**Records for the task**:
══════════

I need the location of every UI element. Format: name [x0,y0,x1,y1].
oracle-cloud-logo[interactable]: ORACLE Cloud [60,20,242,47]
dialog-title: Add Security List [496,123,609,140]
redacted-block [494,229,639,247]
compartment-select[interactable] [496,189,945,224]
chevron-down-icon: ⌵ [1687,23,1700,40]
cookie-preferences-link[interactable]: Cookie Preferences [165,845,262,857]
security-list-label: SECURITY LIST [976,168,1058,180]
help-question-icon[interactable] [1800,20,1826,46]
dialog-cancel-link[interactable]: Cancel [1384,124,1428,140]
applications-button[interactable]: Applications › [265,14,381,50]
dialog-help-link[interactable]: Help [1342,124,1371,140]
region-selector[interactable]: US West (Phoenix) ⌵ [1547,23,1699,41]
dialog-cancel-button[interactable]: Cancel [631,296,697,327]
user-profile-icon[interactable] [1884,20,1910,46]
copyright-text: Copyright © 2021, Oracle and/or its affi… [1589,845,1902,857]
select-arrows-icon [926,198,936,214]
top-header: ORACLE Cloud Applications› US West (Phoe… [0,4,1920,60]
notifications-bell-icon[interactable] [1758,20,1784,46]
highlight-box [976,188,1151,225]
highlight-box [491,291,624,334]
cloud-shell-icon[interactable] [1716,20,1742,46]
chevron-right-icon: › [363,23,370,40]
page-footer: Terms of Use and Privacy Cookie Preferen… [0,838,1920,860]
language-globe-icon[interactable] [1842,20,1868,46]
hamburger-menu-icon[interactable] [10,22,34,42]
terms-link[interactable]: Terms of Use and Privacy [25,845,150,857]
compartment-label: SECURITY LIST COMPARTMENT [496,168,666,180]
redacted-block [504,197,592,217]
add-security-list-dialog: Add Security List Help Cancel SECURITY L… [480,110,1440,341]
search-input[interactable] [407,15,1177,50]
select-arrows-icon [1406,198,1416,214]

══════════

**Aim of the task**:
Reproduce the records above verbatim, line by line.

**Solved exercise**:
I need the location of every UI element. Format: name [x0,y0,x1,y1].
oracle-cloud-logo[interactable]: ORACLE Cloud [60,20,242,47]
dialog-title: Add Security List [496,123,609,140]
redacted-block [494,229,639,247]
compartment-select[interactable] [496,189,945,224]
chevron-down-icon: ⌵ [1687,23,1700,40]
cookie-preferences-link[interactable]: Cookie Preferences [165,845,262,857]
security-list-label: SECURITY LIST [976,168,1058,180]
help-question-icon[interactable] [1800,20,1826,46]
dialog-cancel-link[interactable]: Cancel [1384,124,1428,140]
applications-button[interactable]: Applications › [265,14,381,50]
dialog-help-link[interactable]: Help [1342,124,1371,140]
region-selector[interactable]: US West (Phoenix) ⌵ [1547,23,1699,41]
dialog-cancel-button[interactable]: Cancel [631,296,697,327]
user-profile-icon[interactable] [1884,20,1910,46]
copyright-text: Copyright © 2021, Oracle and/or its affi… [1589,845,1902,857]
select-arrows-icon [926,198,936,214]
top-header: ORACLE Cloud Applications› US West (Phoe… [0,4,1920,60]
notifications-bell-icon[interactable] [1758,20,1784,46]
highlight-box [976,188,1151,225]
highlight-box [491,291,624,334]
cloud-shell-icon[interactable] [1716,20,1742,46]
chevron-right-icon: › [363,23,370,40]
page-footer: Terms of Use and Privacy Cookie Preferen… [0,838,1920,860]
language-globe-icon[interactable] [1842,20,1868,46]
hamburger-menu-icon[interactable] [10,22,34,42]
terms-link[interactable]: Terms of Use and Privacy [25,845,150,857]
compartment-label: SECURITY LIST COMPARTMENT [496,168,666,180]
redacted-block [504,197,592,217]
add-security-list-dialog: Add Security List Help Cancel SECURITY L… [480,110,1440,341]
search-input[interactable] [407,15,1177,50]
select-arrows-icon [1406,198,1416,214]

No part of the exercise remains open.